» **Source material**
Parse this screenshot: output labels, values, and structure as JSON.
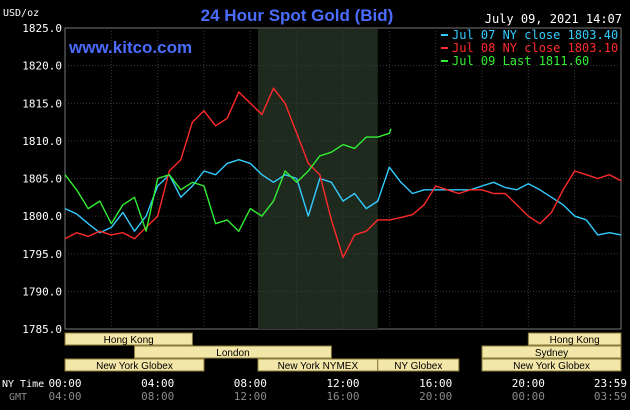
{
  "header": {
    "title": "24 Hour Spot Gold (Bid)",
    "date": "July 09, 2021 14:07",
    "website": "www.kitco.com",
    "unit": "USD/oz"
  },
  "legend": [
    {
      "label": "Jul 07 NY close 1803.40",
      "color": "#33ccff"
    },
    {
      "label": "Jul 08 NY close 1803.10",
      "color": "#ff2a2a"
    },
    {
      "label": "Jul 09 Last 1811.60",
      "color": "#33ee33"
    }
  ],
  "time_labels": {
    "ny_label": "NY Time",
    "gmt_label": "GMT",
    "ny": [
      "00:00",
      "04:00",
      "08:00",
      "12:00",
      "16:00",
      "20:00",
      "23:59"
    ],
    "gmt": [
      "04:00",
      "08:00",
      "12:00",
      "16:00",
      "20:00",
      "00:00",
      "03:59"
    ]
  },
  "sessions": [
    {
      "label": "Hong Kong",
      "start": 0.0,
      "end": 5.5
    },
    {
      "label": "London",
      "start": 3.0,
      "end": 11.5
    },
    {
      "label": "New York Globex",
      "start": 0.0,
      "end": 6.0
    },
    {
      "label": "New York NYMEX",
      "start": 8.33,
      "end": 13.5
    },
    {
      "label": "NY Globex",
      "start": 13.5,
      "end": 17.0
    },
    {
      "label": "Hong Kong",
      "start": 20.0,
      "end": 24.0
    },
    {
      "label": "Sydney",
      "start": 18.0,
      "end": 24.0
    },
    {
      "label": "New York Globex",
      "start": 18.0,
      "end": 24.0
    }
  ],
  "chart_data": {
    "type": "line",
    "title": "24 Hour Spot Gold (Bid)",
    "ylabel": "USD/oz",
    "xlabel": "",
    "ylim": [
      1785.0,
      1825.0
    ],
    "yticks": [
      1785.0,
      1790.0,
      1795.0,
      1800.0,
      1805.0,
      1810.0,
      1815.0,
      1820.0,
      1825.0
    ],
    "xlim": [
      0,
      24
    ],
    "grid": true,
    "shaded_x": [
      8.33,
      13.5
    ],
    "series": [
      {
        "name": "Jul 07 NY close 1803.40",
        "color": "#33ccff",
        "x": [
          0,
          0.5,
          1.0,
          1.5,
          2.0,
          2.5,
          3.0,
          3.5,
          4.0,
          4.5,
          5.0,
          5.5,
          6.0,
          6.5,
          7.0,
          7.5,
          8.0,
          8.5,
          9.0,
          9.5,
          10.0,
          10.5,
          11.0,
          11.5,
          12.0,
          12.5,
          13.0,
          13.5,
          14.0,
          14.5,
          15.0,
          15.5,
          16.0,
          16.5,
          17.0,
          17.5,
          18.0,
          18.5,
          19.0,
          19.5,
          20.0,
          20.5,
          21.0,
          21.5,
          22.0,
          22.5,
          23.0,
          23.5,
          24.0
        ],
        "y": [
          1801.0,
          1800.3,
          1799.0,
          1797.8,
          1798.5,
          1800.5,
          1798.0,
          1800.0,
          1804.0,
          1805.5,
          1802.5,
          1804.0,
          1806.0,
          1805.5,
          1807.0,
          1807.5,
          1807.0,
          1805.5,
          1804.5,
          1805.5,
          1805.0,
          1800.0,
          1805.0,
          1804.5,
          1802.0,
          1803.0,
          1801.0,
          1802.0,
          1806.5,
          1804.5,
          1803.0,
          1803.5,
          1803.5,
          1803.5,
          1803.5,
          1803.5,
          1804.0,
          1804.5,
          1803.8,
          1803.5,
          1804.3,
          1803.5,
          1802.5,
          1801.5,
          1800.0,
          1799.5,
          1797.5,
          1797.8,
          1797.5
        ]
      },
      {
        "name": "Jul 08 NY close 1803.10",
        "color": "#ff2a2a",
        "x": [
          0,
          0.5,
          1.0,
          1.5,
          2.0,
          2.5,
          3.0,
          3.5,
          4.0,
          4.5,
          5.0,
          5.5,
          6.0,
          6.5,
          7.0,
          7.5,
          8.0,
          8.5,
          9.0,
          9.5,
          10.0,
          10.5,
          11.0,
          11.5,
          12.0,
          12.5,
          13.0,
          13.5,
          14.0,
          14.5,
          15.0,
          15.5,
          16.0,
          16.5,
          17.0,
          17.5,
          18.0,
          18.5,
          19.0,
          19.5,
          20.0,
          20.5,
          21.0,
          21.5,
          22.0,
          22.5,
          23.0,
          23.5,
          24.0
        ],
        "y": [
          1797.0,
          1797.8,
          1797.3,
          1798.0,
          1797.5,
          1797.8,
          1797.0,
          1798.5,
          1800.0,
          1806.0,
          1807.5,
          1812.5,
          1814.0,
          1812.0,
          1813.0,
          1816.5,
          1815.0,
          1813.5,
          1817.0,
          1815.0,
          1811.0,
          1807.0,
          1805.5,
          1799.5,
          1794.5,
          1797.5,
          1798.0,
          1799.5,
          1799.5,
          1799.8,
          1800.2,
          1801.5,
          1804.0,
          1803.5,
          1803.0,
          1803.5,
          1803.5,
          1803.0,
          1803.0,
          1801.5,
          1800.0,
          1799.0,
          1800.5,
          1803.5,
          1806.0,
          1805.5,
          1805.0,
          1805.5,
          1804.7
        ]
      },
      {
        "name": "Jul 09 Last 1811.60",
        "color": "#33ee33",
        "x": [
          0,
          0.5,
          1.0,
          1.5,
          2.0,
          2.5,
          3.0,
          3.5,
          4.0,
          4.5,
          5.0,
          5.5,
          6.0,
          6.5,
          7.0,
          7.5,
          8.0,
          8.5,
          9.0,
          9.5,
          10.0,
          10.5,
          11.0,
          11.5,
          12.0,
          12.5,
          13.0,
          13.5,
          14.0,
          14.07
        ],
        "y": [
          1805.5,
          1803.5,
          1801.0,
          1802.0,
          1799.0,
          1801.5,
          1802.5,
          1798.0,
          1805.0,
          1805.5,
          1803.5,
          1804.5,
          1804.0,
          1799.0,
          1799.5,
          1798.0,
          1801.0,
          1800.0,
          1802.0,
          1806.0,
          1804.5,
          1806.0,
          1808.0,
          1808.5,
          1809.5,
          1809.0,
          1810.5,
          1810.5,
          1811.0,
          1811.6
        ]
      }
    ]
  }
}
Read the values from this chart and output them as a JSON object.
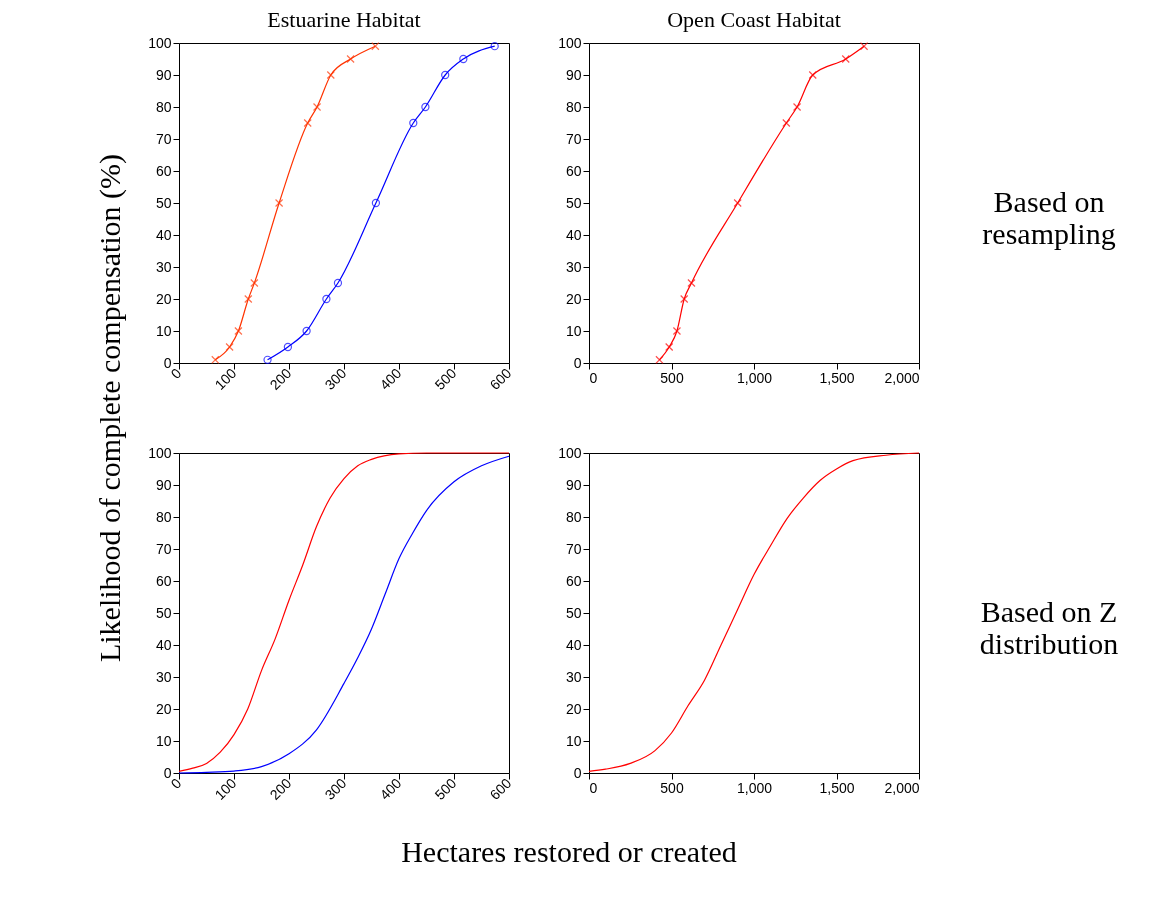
{
  "chart_data": [
    {
      "type": "line",
      "title": "Estuarine Habitat",
      "ylabel": "Likelihood of complete compensation (%)",
      "xlim": [
        0,
        600
      ],
      "xticks": [
        0,
        100,
        200,
        300,
        400,
        500,
        600
      ],
      "ylim": [
        0,
        100
      ],
      "yticks": [
        0,
        10,
        20,
        30,
        40,
        50,
        60,
        70,
        80,
        90,
        100
      ],
      "series": [
        {
          "color": "#ff3300",
          "marker": "cross",
          "x": [
            66,
            92,
            108,
            126,
            137,
            182,
            234,
            251,
            276,
            312,
            357
          ],
          "values": [
            1,
            5,
            10,
            20,
            25,
            50,
            75,
            80,
            90,
            95,
            99
          ]
        },
        {
          "color": "#0000ff",
          "marker": "circle",
          "x": [
            161,
            198,
            232,
            268,
            289,
            358,
            426,
            448,
            484,
            517,
            574
          ],
          "values": [
            1,
            5,
            10,
            20,
            25,
            50,
            75,
            80,
            90,
            95,
            99
          ]
        }
      ]
    },
    {
      "type": "line",
      "title": "Open Coast Habitat",
      "annotations": [
        "Based on resampling"
      ],
      "xlim": [
        0,
        2000
      ],
      "xticks": [
        0,
        500,
        {
          "value": 1000,
          "label": "1,000"
        },
        {
          "value": 1500,
          "label": "1,500"
        },
        {
          "value": 2000,
          "label": "2,000"
        }
      ],
      "ylim": [
        0,
        100
      ],
      "yticks": [
        0,
        10,
        20,
        30,
        40,
        50,
        60,
        70,
        80,
        90,
        100
      ],
      "series": [
        {
          "color": "#ff0000",
          "marker": "cross",
          "x": [
            427,
            486,
            533,
            577,
            621,
            901,
            1196,
            1261,
            1356,
            1556,
            1667
          ],
          "values": [
            1,
            5,
            10,
            20,
            25,
            50,
            75,
            80,
            90,
            95,
            99
          ]
        }
      ]
    },
    {
      "type": "line",
      "xlabel": "Hectares restored or created",
      "xlim": [
        0,
        600
      ],
      "xticks": [
        0,
        100,
        200,
        300,
        400,
        500,
        600
      ],
      "ylim": [
        0,
        100
      ],
      "yticks": [
        0,
        10,
        20,
        30,
        40,
        50,
        60,
        70,
        80,
        90,
        100
      ],
      "series": [
        {
          "color": "#ff0000",
          "x": [
            0,
            25,
            50,
            75,
            100,
            125,
            150,
            175,
            200,
            225,
            250,
            275,
            300,
            325,
            350,
            400,
            450,
            600
          ],
          "values": [
            0.5,
            1.5,
            3,
            6.5,
            12,
            20,
            32,
            42,
            54,
            65,
            77,
            86,
            92,
            96,
            98,
            99.7,
            100,
            100
          ]
        },
        {
          "color": "#0000ff",
          "x": [
            0,
            50,
            100,
            150,
            200,
            250,
            300,
            325,
            350,
            375,
            400,
            425,
            450,
            500,
            550,
            600
          ],
          "values": [
            0,
            0.2,
            0.6,
            2,
            6,
            13.5,
            28,
            36,
            45,
            56,
            67,
            75,
            82,
            91,
            96,
            99
          ]
        }
      ]
    },
    {
      "type": "line",
      "annotations": [
        "Based on Z distribution"
      ],
      "xlim": [
        0,
        2000
      ],
      "xticks": [
        0,
        500,
        {
          "value": 1000,
          "label": "1,000"
        },
        {
          "value": 1500,
          "label": "1,500"
        },
        {
          "value": 2000,
          "label": "2,000"
        }
      ],
      "ylim": [
        0,
        100
      ],
      "yticks": [
        0,
        10,
        20,
        30,
        40,
        50,
        60,
        70,
        80,
        90,
        100
      ],
      "series": [
        {
          "color": "#ff0000",
          "x": [
            0,
            100,
            250,
            400,
            500,
            600,
            700,
            800,
            900,
            1000,
            1100,
            1200,
            1300,
            1400,
            1500,
            1600,
            1800,
            2000
          ],
          "values": [
            0.5,
            1.2,
            3,
            7,
            12.5,
            21,
            29,
            40,
            51,
            62,
            71,
            79.5,
            86,
            91.4,
            95,
            97.6,
            99.3,
            100
          ]
        }
      ]
    }
  ]
}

» **Your goal**
Sift through the entries and copy every line with "JSON".

» **Complete output**
Parse this screenshot: output labels, values, and structure as JSON.
Read the values from this chart and output them as a JSON object.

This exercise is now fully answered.